» **The exercise**
Rewrite the records, from the first line through the first line containing "title-banner: Уравнение tgx=a", as a Markdown table with the columns "Row" and "Line". Leave out blank lines.

[Layout dataset records]
======

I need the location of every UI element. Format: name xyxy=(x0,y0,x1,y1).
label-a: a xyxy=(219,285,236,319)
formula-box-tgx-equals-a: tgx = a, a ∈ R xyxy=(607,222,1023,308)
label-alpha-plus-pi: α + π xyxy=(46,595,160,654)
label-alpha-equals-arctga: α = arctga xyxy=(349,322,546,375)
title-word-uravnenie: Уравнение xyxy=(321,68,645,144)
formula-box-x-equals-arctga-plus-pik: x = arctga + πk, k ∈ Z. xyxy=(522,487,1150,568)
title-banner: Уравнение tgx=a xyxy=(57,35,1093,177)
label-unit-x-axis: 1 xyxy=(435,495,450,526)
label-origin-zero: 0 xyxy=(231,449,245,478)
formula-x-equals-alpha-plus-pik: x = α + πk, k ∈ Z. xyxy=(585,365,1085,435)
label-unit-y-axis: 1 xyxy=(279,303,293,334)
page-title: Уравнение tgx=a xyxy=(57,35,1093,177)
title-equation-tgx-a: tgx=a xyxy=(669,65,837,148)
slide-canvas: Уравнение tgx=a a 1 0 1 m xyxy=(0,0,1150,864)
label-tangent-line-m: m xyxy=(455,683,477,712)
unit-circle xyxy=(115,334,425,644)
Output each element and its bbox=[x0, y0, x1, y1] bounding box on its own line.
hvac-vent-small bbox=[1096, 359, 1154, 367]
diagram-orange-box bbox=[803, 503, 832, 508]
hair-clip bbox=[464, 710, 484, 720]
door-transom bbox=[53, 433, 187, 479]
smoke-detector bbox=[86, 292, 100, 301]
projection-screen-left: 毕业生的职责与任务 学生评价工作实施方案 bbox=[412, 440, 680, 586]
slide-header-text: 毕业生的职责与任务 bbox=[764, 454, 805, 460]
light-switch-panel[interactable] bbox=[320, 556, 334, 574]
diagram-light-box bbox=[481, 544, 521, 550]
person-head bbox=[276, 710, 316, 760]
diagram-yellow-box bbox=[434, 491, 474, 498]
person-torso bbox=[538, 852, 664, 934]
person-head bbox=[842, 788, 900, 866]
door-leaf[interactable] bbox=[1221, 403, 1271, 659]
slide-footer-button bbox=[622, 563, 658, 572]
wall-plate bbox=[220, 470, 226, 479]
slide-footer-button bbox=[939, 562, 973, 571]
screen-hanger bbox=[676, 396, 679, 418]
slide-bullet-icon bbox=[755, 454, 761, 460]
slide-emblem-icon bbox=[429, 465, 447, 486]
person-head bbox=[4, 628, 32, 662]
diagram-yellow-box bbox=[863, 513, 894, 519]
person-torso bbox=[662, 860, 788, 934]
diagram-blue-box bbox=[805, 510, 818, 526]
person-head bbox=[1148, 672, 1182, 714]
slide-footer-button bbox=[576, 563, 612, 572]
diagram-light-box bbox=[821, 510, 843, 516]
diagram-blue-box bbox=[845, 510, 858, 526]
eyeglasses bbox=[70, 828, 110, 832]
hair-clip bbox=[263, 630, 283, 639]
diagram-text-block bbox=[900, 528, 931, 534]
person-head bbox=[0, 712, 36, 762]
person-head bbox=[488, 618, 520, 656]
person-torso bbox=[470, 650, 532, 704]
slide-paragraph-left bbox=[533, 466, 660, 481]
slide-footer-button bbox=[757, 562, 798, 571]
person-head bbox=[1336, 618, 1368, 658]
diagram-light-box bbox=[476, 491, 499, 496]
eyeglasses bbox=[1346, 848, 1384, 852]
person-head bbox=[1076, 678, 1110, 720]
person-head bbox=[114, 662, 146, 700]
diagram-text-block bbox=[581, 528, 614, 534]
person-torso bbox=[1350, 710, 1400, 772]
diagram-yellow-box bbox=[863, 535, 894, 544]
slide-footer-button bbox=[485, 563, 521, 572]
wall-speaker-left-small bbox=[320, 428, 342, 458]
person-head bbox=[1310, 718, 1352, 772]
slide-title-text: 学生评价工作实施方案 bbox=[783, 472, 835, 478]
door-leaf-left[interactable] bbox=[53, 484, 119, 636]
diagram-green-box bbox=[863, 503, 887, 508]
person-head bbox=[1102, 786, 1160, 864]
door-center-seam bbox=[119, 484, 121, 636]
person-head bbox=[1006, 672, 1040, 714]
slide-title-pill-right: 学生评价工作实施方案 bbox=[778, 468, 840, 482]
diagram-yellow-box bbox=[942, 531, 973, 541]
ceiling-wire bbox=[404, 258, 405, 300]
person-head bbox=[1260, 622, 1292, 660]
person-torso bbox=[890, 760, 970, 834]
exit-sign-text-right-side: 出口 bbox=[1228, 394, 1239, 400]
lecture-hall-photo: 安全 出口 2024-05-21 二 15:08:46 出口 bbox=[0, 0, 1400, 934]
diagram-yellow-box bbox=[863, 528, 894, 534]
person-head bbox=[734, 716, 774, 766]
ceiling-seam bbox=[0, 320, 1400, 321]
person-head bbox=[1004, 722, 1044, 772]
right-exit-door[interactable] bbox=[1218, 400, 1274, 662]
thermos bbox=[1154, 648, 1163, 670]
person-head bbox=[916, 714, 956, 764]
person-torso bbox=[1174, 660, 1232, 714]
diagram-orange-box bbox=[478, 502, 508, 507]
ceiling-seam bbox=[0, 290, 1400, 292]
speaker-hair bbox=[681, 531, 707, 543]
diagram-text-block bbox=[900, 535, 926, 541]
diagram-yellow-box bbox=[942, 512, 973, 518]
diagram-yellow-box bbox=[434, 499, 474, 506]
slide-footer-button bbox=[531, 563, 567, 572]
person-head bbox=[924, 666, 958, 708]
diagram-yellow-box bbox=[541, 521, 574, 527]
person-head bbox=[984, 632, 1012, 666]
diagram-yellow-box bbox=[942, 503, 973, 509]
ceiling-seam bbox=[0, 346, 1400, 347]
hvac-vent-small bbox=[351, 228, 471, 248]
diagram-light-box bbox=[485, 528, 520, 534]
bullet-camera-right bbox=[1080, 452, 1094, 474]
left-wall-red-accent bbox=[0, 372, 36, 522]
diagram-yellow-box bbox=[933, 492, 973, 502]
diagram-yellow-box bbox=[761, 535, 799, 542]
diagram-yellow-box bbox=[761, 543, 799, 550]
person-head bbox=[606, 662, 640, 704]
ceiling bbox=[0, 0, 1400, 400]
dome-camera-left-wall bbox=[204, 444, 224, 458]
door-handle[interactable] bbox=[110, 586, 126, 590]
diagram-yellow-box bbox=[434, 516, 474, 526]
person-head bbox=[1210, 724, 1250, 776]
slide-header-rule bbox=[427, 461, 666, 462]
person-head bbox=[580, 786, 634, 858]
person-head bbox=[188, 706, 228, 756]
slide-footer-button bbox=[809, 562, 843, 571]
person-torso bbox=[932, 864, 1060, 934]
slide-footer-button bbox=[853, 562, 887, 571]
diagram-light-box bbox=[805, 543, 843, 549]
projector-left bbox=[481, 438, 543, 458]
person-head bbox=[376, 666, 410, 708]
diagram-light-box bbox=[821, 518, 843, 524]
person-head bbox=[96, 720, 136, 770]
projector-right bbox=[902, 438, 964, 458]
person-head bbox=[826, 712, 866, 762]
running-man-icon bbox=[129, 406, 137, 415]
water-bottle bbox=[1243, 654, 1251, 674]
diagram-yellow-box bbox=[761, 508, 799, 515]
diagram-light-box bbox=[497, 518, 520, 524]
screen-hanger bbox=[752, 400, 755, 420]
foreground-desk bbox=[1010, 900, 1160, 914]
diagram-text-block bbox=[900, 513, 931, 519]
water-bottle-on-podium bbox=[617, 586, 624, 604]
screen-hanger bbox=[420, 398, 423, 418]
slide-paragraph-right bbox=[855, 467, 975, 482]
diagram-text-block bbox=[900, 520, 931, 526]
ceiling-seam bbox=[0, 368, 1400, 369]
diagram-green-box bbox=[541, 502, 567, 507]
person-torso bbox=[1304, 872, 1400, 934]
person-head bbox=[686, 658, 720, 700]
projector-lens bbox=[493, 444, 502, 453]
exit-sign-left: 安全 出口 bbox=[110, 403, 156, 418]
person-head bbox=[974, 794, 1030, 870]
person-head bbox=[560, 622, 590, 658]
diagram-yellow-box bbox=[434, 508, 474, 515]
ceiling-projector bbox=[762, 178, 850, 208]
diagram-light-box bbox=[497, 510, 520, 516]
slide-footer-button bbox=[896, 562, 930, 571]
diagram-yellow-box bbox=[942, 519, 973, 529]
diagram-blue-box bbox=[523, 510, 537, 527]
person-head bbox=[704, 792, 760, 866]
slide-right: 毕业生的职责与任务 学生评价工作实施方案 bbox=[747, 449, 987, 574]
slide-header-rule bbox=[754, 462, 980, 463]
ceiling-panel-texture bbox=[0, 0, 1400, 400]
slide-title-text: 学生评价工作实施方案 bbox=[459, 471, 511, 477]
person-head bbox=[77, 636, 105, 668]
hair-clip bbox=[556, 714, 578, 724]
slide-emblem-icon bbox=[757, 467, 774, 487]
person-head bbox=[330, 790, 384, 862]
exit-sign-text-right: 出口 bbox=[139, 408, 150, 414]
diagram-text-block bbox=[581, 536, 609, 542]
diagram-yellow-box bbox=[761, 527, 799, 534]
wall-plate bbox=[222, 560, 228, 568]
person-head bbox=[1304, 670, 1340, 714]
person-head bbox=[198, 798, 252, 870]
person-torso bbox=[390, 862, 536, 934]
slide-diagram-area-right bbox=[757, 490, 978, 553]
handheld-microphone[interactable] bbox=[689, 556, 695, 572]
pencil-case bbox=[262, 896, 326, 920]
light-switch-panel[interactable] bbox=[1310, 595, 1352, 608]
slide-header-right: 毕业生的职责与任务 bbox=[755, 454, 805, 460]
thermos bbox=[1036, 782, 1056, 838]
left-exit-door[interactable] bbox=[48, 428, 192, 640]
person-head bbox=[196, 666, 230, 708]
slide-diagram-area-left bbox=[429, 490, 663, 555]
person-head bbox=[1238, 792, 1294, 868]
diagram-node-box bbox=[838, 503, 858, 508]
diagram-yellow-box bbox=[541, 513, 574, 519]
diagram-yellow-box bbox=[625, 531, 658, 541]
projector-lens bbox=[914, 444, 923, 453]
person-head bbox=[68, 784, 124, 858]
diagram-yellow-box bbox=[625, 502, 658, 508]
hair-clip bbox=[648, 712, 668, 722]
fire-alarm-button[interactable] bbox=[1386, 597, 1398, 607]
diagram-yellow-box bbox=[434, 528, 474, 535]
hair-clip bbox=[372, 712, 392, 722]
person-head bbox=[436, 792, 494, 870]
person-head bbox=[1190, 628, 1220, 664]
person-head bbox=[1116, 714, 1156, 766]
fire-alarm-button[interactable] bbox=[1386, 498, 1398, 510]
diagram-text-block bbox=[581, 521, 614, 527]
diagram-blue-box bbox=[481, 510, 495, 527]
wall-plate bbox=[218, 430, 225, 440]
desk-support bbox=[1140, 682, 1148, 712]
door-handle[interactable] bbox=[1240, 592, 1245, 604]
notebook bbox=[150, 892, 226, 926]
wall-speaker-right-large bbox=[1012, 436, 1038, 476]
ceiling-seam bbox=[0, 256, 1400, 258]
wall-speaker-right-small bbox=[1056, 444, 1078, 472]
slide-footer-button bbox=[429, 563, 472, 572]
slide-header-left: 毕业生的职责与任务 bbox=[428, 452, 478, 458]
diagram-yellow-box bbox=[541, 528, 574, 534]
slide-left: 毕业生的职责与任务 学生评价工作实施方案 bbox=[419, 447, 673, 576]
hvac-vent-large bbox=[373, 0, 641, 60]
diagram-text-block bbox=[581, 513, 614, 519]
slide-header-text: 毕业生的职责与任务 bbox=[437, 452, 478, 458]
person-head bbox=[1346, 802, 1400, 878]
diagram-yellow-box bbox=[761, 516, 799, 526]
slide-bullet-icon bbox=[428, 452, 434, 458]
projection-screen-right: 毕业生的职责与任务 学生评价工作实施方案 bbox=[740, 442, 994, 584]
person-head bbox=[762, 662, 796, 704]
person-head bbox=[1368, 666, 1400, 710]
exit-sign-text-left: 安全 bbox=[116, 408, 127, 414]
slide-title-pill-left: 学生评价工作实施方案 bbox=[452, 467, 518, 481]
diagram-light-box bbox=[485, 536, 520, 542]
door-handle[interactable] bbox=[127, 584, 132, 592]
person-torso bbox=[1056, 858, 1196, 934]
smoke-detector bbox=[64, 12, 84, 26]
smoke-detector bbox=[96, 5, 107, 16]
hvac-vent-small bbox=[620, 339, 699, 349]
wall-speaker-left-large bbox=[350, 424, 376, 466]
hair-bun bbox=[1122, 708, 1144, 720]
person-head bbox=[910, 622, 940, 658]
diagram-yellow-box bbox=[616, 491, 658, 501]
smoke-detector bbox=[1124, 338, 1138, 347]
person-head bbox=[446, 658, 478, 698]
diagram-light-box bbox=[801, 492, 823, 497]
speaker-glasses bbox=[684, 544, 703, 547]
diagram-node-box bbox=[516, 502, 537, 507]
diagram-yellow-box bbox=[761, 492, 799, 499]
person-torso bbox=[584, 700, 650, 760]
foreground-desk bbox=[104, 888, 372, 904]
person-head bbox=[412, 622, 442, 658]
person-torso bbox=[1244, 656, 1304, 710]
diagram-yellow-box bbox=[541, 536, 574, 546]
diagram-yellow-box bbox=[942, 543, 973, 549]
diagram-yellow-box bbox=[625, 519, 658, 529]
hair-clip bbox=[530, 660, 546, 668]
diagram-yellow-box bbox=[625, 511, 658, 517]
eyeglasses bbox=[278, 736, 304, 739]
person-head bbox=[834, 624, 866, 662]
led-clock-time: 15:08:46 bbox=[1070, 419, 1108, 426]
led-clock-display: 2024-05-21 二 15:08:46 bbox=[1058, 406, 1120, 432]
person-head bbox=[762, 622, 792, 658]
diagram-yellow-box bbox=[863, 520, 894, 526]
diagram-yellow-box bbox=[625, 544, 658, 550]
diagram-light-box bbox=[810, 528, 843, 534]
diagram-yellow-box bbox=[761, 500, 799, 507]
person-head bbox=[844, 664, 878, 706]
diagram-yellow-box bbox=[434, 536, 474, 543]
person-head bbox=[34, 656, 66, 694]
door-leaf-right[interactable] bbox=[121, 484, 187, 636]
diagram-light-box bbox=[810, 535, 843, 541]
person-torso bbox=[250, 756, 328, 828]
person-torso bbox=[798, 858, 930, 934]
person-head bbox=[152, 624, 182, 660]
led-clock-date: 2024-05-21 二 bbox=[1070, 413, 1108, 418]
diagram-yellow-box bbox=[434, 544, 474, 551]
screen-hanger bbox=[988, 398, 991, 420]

======

» **Solved exercise**
| Row | Line |
|---|---|
| 1 | I need the location of every UI element. Format: name xyxy=(x0,y0,x1,y1). |
| 2 | label-a: a xyxy=(219,285,236,319) |
| 3 | formula-box-tgx-equals-a: tgx = a, a ∈ R xyxy=(607,222,1023,308) |
| 4 | label-alpha-plus-pi: α + π xyxy=(46,595,160,654) |
| 5 | label-alpha-equals-arctga: α = arctga xyxy=(349,322,546,375) |
| 6 | title-word-uravnenie: Уравнение xyxy=(321,68,645,144) |
| 7 | formula-box-x-equals-arctga-plus-pik: x = arctga + πk, k ∈ Z. xyxy=(522,487,1150,568) |
| 8 | title-banner: Уравнение tgx=a xyxy=(57,35,1093,177) |